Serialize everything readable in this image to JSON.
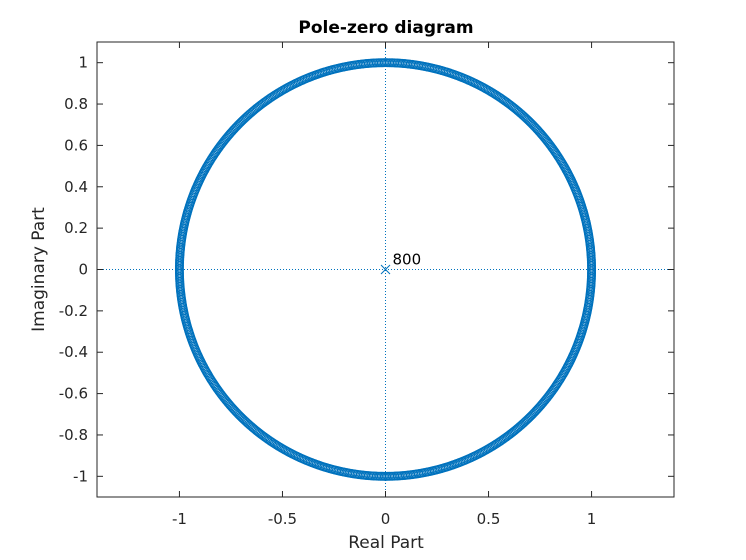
{
  "chart_data": {
    "type": "scatter",
    "title": "Pole-zero diagram",
    "xlabel": "Real Part",
    "ylabel": "Imaginary Part",
    "xlim": [
      -1.4,
      1.4
    ],
    "ylim": [
      -1.1,
      1.1
    ],
    "xticks": [
      -1,
      -0.5,
      0,
      0.5,
      1
    ],
    "xtick_labels": [
      "-1",
      "-0.5",
      "0",
      "0.5",
      "1"
    ],
    "yticks": [
      1,
      0.8,
      0.6,
      0.4,
      0.2,
      0,
      -0.2,
      -0.4,
      -0.6,
      -0.8,
      -1
    ],
    "ytick_labels": [
      "1",
      "0.8",
      "0.6",
      "0.4",
      "0.2",
      "0",
      "-0.2",
      "-0.4",
      "-0.6",
      "-0.8",
      "-1"
    ],
    "grid": false,
    "zero_lines": true,
    "series": [
      {
        "marker": "o",
        "color": "#0072BD",
        "on_unit_circle": true,
        "count": 800
      },
      {
        "marker": "x",
        "color": "#0072BD",
        "points": [
          [
            0,
            0
          ]
        ],
        "multiplicity": 800
      }
    ],
    "annotations": [
      {
        "text": "800",
        "x": 0,
        "y": 0
      }
    ]
  }
}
☆ ☆ ☆
Goal:
Restate the listing above word for word, and skip the pictures.

The completed task:
Serialize everything readable in this image to JSON.
{
  "chart_data": {
    "type": "scatter",
    "title": "Pole-zero diagram",
    "xlabel": "Real Part",
    "ylabel": "Imaginary Part",
    "xlim": [
      -1.4,
      1.4
    ],
    "ylim": [
      -1.1,
      1.1
    ],
    "xticks": [
      -1,
      -0.5,
      0,
      0.5,
      1
    ],
    "xtick_labels": [
      "-1",
      "-0.5",
      "0",
      "0.5",
      "1"
    ],
    "yticks": [
      1,
      0.8,
      0.6,
      0.4,
      0.2,
      0,
      -0.2,
      -0.4,
      -0.6,
      -0.8,
      -1
    ],
    "ytick_labels": [
      "1",
      "0.8",
      "0.6",
      "0.4",
      "0.2",
      "0",
      "-0.2",
      "-0.4",
      "-0.6",
      "-0.8",
      "-1"
    ],
    "grid": false,
    "zero_lines": true,
    "series": [
      {
        "marker": "o",
        "color": "#0072BD",
        "on_unit_circle": true,
        "count": 800
      },
      {
        "marker": "x",
        "color": "#0072BD",
        "points": [
          [
            0,
            0
          ]
        ],
        "multiplicity": 800
      }
    ],
    "annotations": [
      {
        "text": "800",
        "x": 0,
        "y": 0
      }
    ]
  }
}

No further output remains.